What the task requires: Print the entries below word for word; the pictures stay out of your copy.

Extracted entries:

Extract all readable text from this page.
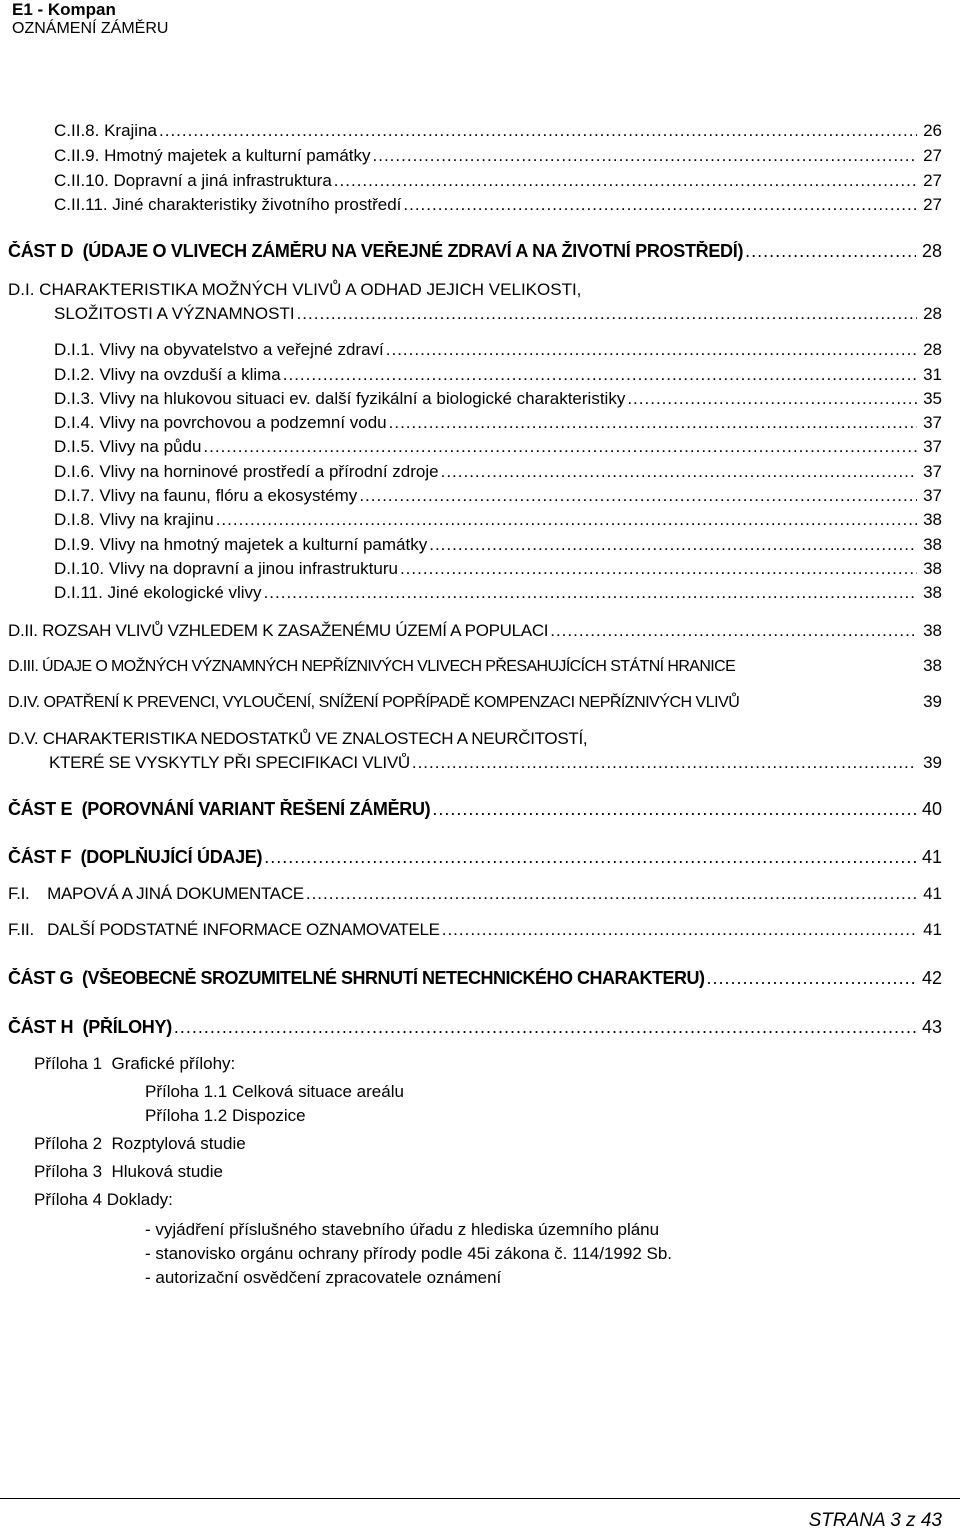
E1 - Kompan
OZNÁMENÍ ZÁMĚRU
C.II.8. Krajina .....	26
C.II.9. Hmotný majetek a kulturní památky .....	27
C.II.10. Dopravní a jiná infrastruktura .....	27
C.II.11. Jiné charakteristiky životního prostředí .....	27
ČÁST D  (ÚDAJE O VLIVECH ZÁMĚRU NA VEŘEJNÉ ZDRAVÍ A NA ŽIVOTNÍ PROSTŘEDÍ) .....	28
D.I. CHARAKTERISTIKA MOŽNÝCH VLIVŮ A ODHAD JEJICH VELIKOSTI,
SLOŽITOSTI A VÝZNAMNOSTI .....	28
D.I.1. Vlivy na obyvatelstvo a veřejné zdraví .....	28
D.I.2. Vlivy na ovzduší a klima .....	31
D.I.3. Vlivy na hlukovou situaci ev. další fyzikální a biologické charakteristiky .....	35
D.I.4. Vlivy na povrchovou a podzemní vodu .....	37
D.I.5. Vlivy na půdu .....	37
D.I.6. Vlivy na horninové prostředí a přírodní zdroje .....	37
D.I.7. Vlivy na faunu, flóru a ekosystémy .....	37
D.I.8. Vlivy na krajinu .....	38
D.I.9. Vlivy na hmotný majetek a kulturní památky .....	38
D.I.10. Vlivy na dopravní a jinou infrastrukturu .....	38
D.I.11. Jiné ekologické vlivy .....	38
D.II. ROZSAH VLIVŮ VZHLEDEM K ZASAŽENÉMU ÚZEMÍ A POPULACI .....	38
D.III. ÚDAJE O MOŽNÝCH VÝZNAMNÝCH NEPŘÍZNIVÝCH VLIVECH PŘESAHUJÍCÍCH STÁTNÍ HRANICE	38
D.IV. OPATŘENÍ K PREVENCI, VYLOUČENÍ, SNÍŽENÍ POPŘÍPADĚ KOMPENZACI NEPŘÍZNIVÝCH VLIVŮ	39
D.V. CHARAKTERISTIKA NEDOSTATKŮ VE ZNALOSTECH A NEURČITOSTÍ,
KTERÉ SE VYSKYTLY PŘI SPECIFIKACI VLIVŮ .....	39
ČÁST E  (POROVNÁNÍ VARIANT ŘEŠENÍ ZÁMĚRU) .....	40
ČÁST F  (DOPLŇUJÍCÍ ÚDAJE) .....	41
F.I.    MAPOVÁ A JINÁ DOKUMENTACE .....	41
F.II.   DALŠÍ PODSTATNÉ INFORMACE OZNAMOVATELE .....	41
ČÁST G  (VŠEOBECNĚ SROZUMITELNÉ SHRNUTÍ NETECHNICKÉHO CHARAKTERU) .....	42
ČÁST H  (PŘÍLOHY) .....	43
Příloha 1  Grafické přílohy:
Příloha 1.1 Celková situace areálu
Příloha 1.2 Dispozice
Příloha 2  Rozptylová studie
Příloha 3  Hluková studie
Příloha 4 Doklady:
- vyjádření příslušného stavebního úřadu z hlediska územního plánu
- stanovisko orgánu ochrany přírody podle 45i zákona č. 114/1992 Sb.
- autorizační osvědčení zpracovatele oznámení
STRANA 3 z 43
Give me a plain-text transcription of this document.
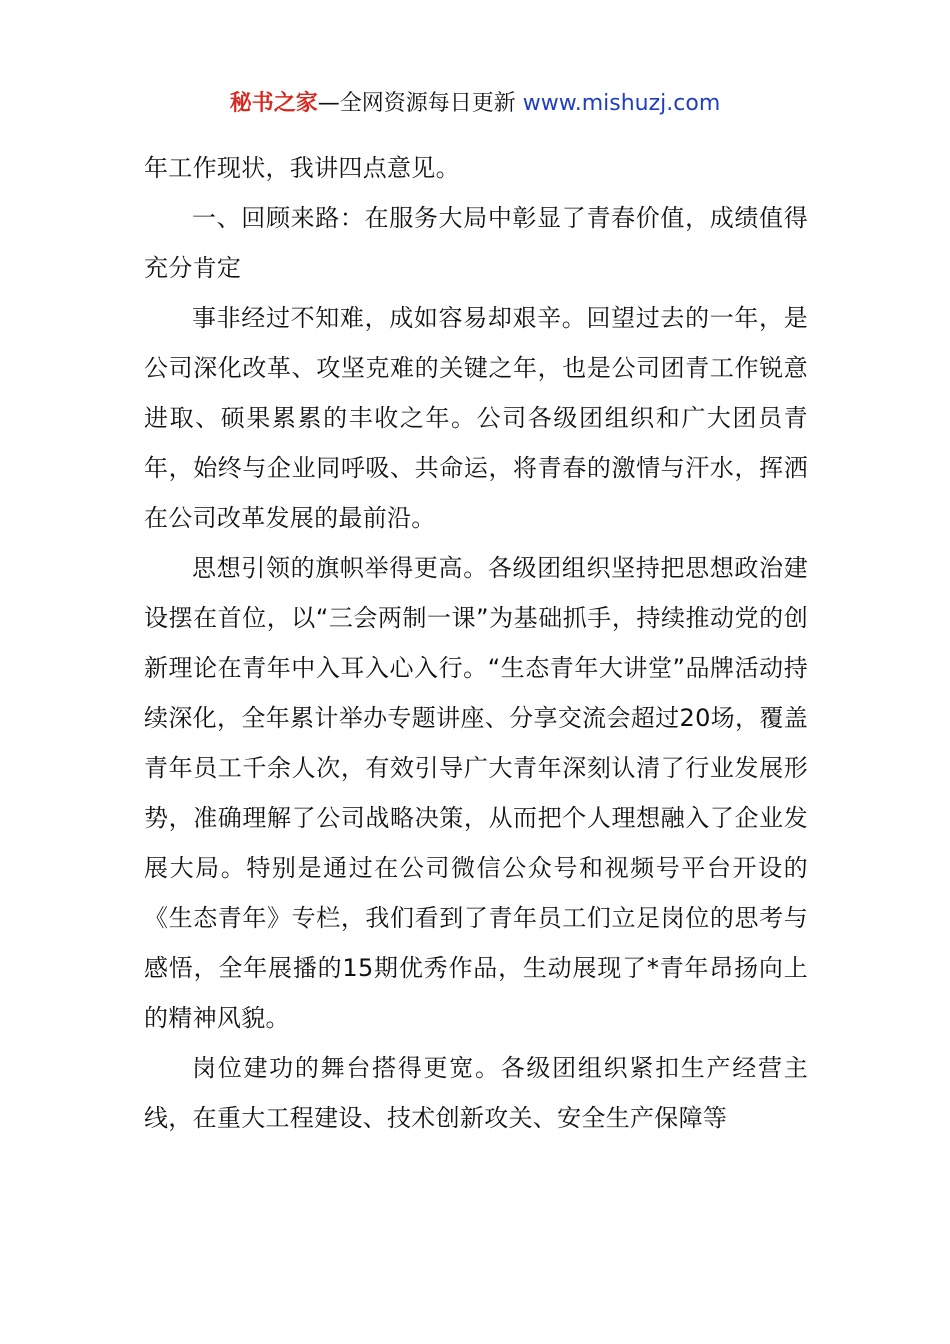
秘书之家—全网资源每日更新 www.mishuzj.com

年工作现状，我讲四点意见。

一、回顾来路：在服务大局中彰显了青春价值，成绩值得充分肯定

事非经过不知难，成如容易却艰辛。回望过去的一年，是公司深化改革、攻坚克难的关键之年，也是公司团青工作锐意进取、硕果累累的丰收之年。公司各级团组织和广大团员青年，始终与企业同呼吸、共命运，将青春的激情与汗水，挥洒在公司改革发展的最前沿。

思想引领的旗帜举得更高。各级团组织坚持把思想政治建设摆在首位，以“三会两制一课”为基础抓手，持续推动党的创新理论在青年中入耳入心入行。“生态青年大讲堂”品牌活动持续深化，全年累计举办专题讲座、分享交流会超过20场，覆盖青年员工千余人次，有效引导广大青年深刻认清了行业发展形势，准确理解了公司战略决策，从而把个人理想融入了企业发展大局。特别是通过在公司微信公众号和视频号平台开设的《生态青年》专栏，我们看到了青年员工们立足岗位的思考与感悟，全年展播的15期优秀作品，生动展现了*青年昂扬向上的精神风貌。

岗位建功的舞台搭得更宽。各级团组织紧扣生产经营主线，在重大工程建设、技术创新攻关、安全生产保障等
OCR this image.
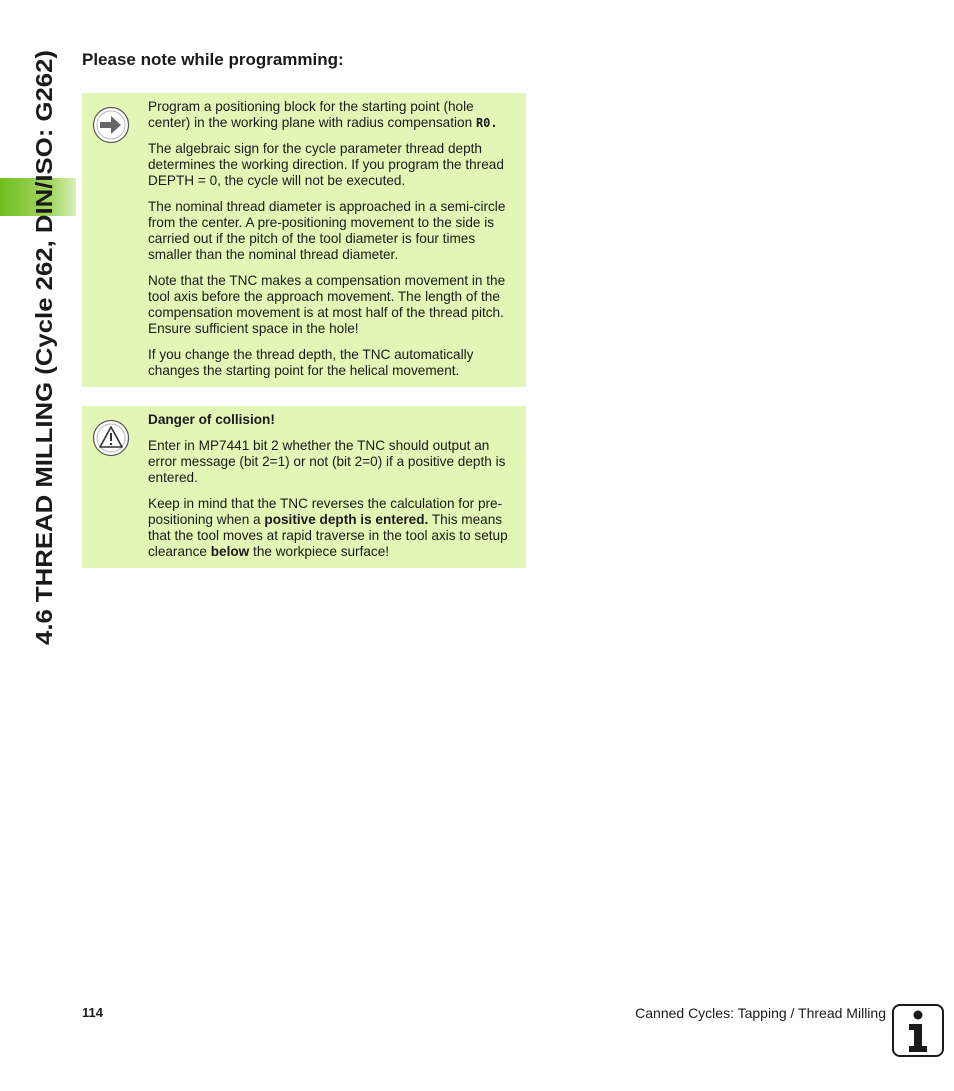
4.6 THREAD MILLING (Cycle 262, DIN/ISO: G262)
Please note while programming:

Program a positioning block for the starting point (hole center) in the working plane with radius compensation R0.

The algebraic sign for the cycle parameter thread depth determines the working direction. If you program the thread DEPTH = 0, the cycle will not be executed.

The nominal thread diameter is approached in a semi-circle from the center. A pre-positioning movement to the side is carried out if the pitch of the tool diameter is four times smaller than the nominal thread diameter.

Note that the TNC makes a compensation movement in the tool axis before the approach movement. The length of the compensation movement is at most half of the thread pitch. Ensure sufficient space in the hole!

If you change the thread depth, the TNC automatically changes the starting point for the helical movement.

Danger of collision!

Enter in MP7441 bit 2 whether the TNC should output an error message (bit 2=1) or not (bit 2=0) if a positive depth is entered.

Keep in mind that the TNC reverses the calculation for pre-positioning when a positive depth is entered. This means that the tool moves at rapid traverse in the tool axis to setup clearance below the workpiece surface!

114	Canned Cycles: Tapping / Thread Milling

Exercise result:
Extract all readable text from this page.
E1 - Kompan
OZNÁMENÍ ZÁMĚRU
C.II.8. Krajina .....	26
C.II.9. Hmotný majetek a kulturní památky .....	27
C.II.10. Dopravní a jiná infrastruktura .....	27
C.II.11. Jiné charakteristiky životního prostředí .....	27
ČÁST D  (ÚDAJE O VLIVECH ZÁMĚRU NA VEŘEJNÉ ZDRAVÍ A NA ŽIVOTNÍ PROSTŘEDÍ) .....	28
D.I. CHARAKTERISTIKA MOŽNÝCH VLIVŮ A ODHAD JEJICH VELIKOSTI,
SLOŽITOSTI A VÝZNAMNOSTI .....	28
D.I.1. Vlivy na obyvatelstvo a veřejné zdraví .....	28
D.I.2. Vlivy na ovzduší a klima .....	31
D.I.3. Vlivy na hlukovou situaci ev. další fyzikální a biologické charakteristiky .....	35
D.I.4. Vlivy na povrchovou a podzemní vodu .....	37
D.I.5. Vlivy na půdu .....	37
D.I.6. Vlivy na horninové prostředí a přírodní zdroje .....	37
D.I.7. Vlivy na faunu, flóru a ekosystémy .....	37
D.I.8. Vlivy na krajinu .....	38
D.I.9. Vlivy na hmotný majetek a kulturní památky .....	38
D.I.10. Vlivy na dopravní a jinou infrastrukturu .....	38
D.I.11. Jiné ekologické vlivy .....	38
D.II. ROZSAH VLIVŮ VZHLEDEM K ZASAŽENÉMU ÚZEMÍ A POPULACI .....	38
D.III. ÚDAJE O MOŽNÝCH VÝZNAMNÝCH NEPŘÍZNIVÝCH VLIVECH PŘESAHUJÍCÍCH STÁTNÍ HRANICE	38
D.IV. OPATŘENÍ K PREVENCI, VYLOUČENÍ, SNÍŽENÍ POPŘÍPADĚ KOMPENZACI NEPŘÍZNIVÝCH VLIVŮ	39
D.V. CHARAKTERISTIKA NEDOSTATKŮ VE ZNALOSTECH A NEURČITOSTÍ,
KTERÉ SE VYSKYTLY PŘI SPECIFIKACI VLIVŮ .....	39
ČÁST E  (POROVNÁNÍ VARIANT ŘEŠENÍ ZÁMĚRU) .....	40
ČÁST F  (DOPLŇUJÍCÍ ÚDAJE) .....	41
F.I.    MAPOVÁ A JINÁ DOKUMENTACE .....	41
F.II.   DALŠÍ PODSTATNÉ INFORMACE OZNAMOVATELE .....	41
ČÁST G  (VŠEOBECNĚ SROZUMITELNÉ SHRNUTÍ NETECHNICKÉHO CHARAKTERU) .....	42
ČÁST H  (PŘÍLOHY) .....	43
Příloha 1  Grafické přílohy:
Příloha 1.1 Celková situace areálu
Příloha 1.2 Dispozice
Příloha 2  Rozptylová studie
Příloha 3  Hluková studie
Příloha 4 Doklady:
- vyjádření příslušného stavebního úřadu z hlediska územního plánu
- stanovisko orgánu ochrany přírody podle 45i zákona č. 114/1992 Sb.
- autorizační osvědčení zpracovatele oznámení
STRANA 3 z 43
Give me a plain-text transcription of this document.
秘书之家—全网资源每日更新 www.mishuzj.com

年工作现状，我讲四点意见。

一、回顾来路：在服务大局中彰显了青春价值，成绩值得充分肯定

事非经过不知难，成如容易却艰辛。回望过去的一年，是公司深化改革、攻坚克难的关键之年，也是公司团青工作锐意进取、硕果累累的丰收之年。公司各级团组织和广大团员青年，始终与企业同呼吸、共命运，将青春的激情与汗水，挥洒在公司改革发展的最前沿。

思想引领的旗帜举得更高。各级团组织坚持把思想政治建设摆在首位，以“三会两制一课”为基础抓手，持续推动党的创新理论在青年中入耳入心入行。“生态青年大讲堂”品牌活动持续深化，全年累计举办专题讲座、分享交流会超过20场，覆盖青年员工千余人次，有效引导广大青年深刻认清了行业发展形势，准确理解了公司战略决策，从而把个人理想融入了企业发展大局。特别是通过在公司微信公众号和视频号平台开设的《生态青年》专栏，我们看到了青年员工们立足岗位的思考与感悟，全年展播的15期优秀作品，生动展现了*青年昂扬向上的精神风貌。

岗位建功的舞台搭得更宽。各级团组织紧扣生产经营主线，在重大工程建设、技术创新攻关、安全生产保障等
OCR this image.
4.6 THREAD MILLING (Cycle 262, DIN/ISO: G262)
Please note while programming:

Program a positioning block for the starting point (hole center) in the working plane with radius compensation R0.

The algebraic sign for the cycle parameter thread depth determines the working direction. If you program the thread DEPTH = 0, the cycle will not be executed.

The nominal thread diameter is approached in a semi-circle from the center. A pre-positioning movement to the side is carried out if the pitch of the tool diameter is four times smaller than the nominal thread diameter.

Note that the TNC makes a compensation movement in the tool axis before the approach movement. The length of the compensation movement is at most half of the thread pitch. Ensure sufficient space in the hole!

If you change the thread depth, the TNC automatically changes the starting point for the helical movement.

Danger of collision!

Enter in MP7441 bit 2 whether the TNC should output an error message (bit 2=1) or not (bit 2=0) if a positive depth is entered.

Keep in mind that the TNC reverses the calculation for pre-positioning when a positive depth is entered. This means that the tool moves at rapid traverse in the tool axis to setup clearance below the workpiece surface!

114	Canned Cycles: Tapping / Thread Milling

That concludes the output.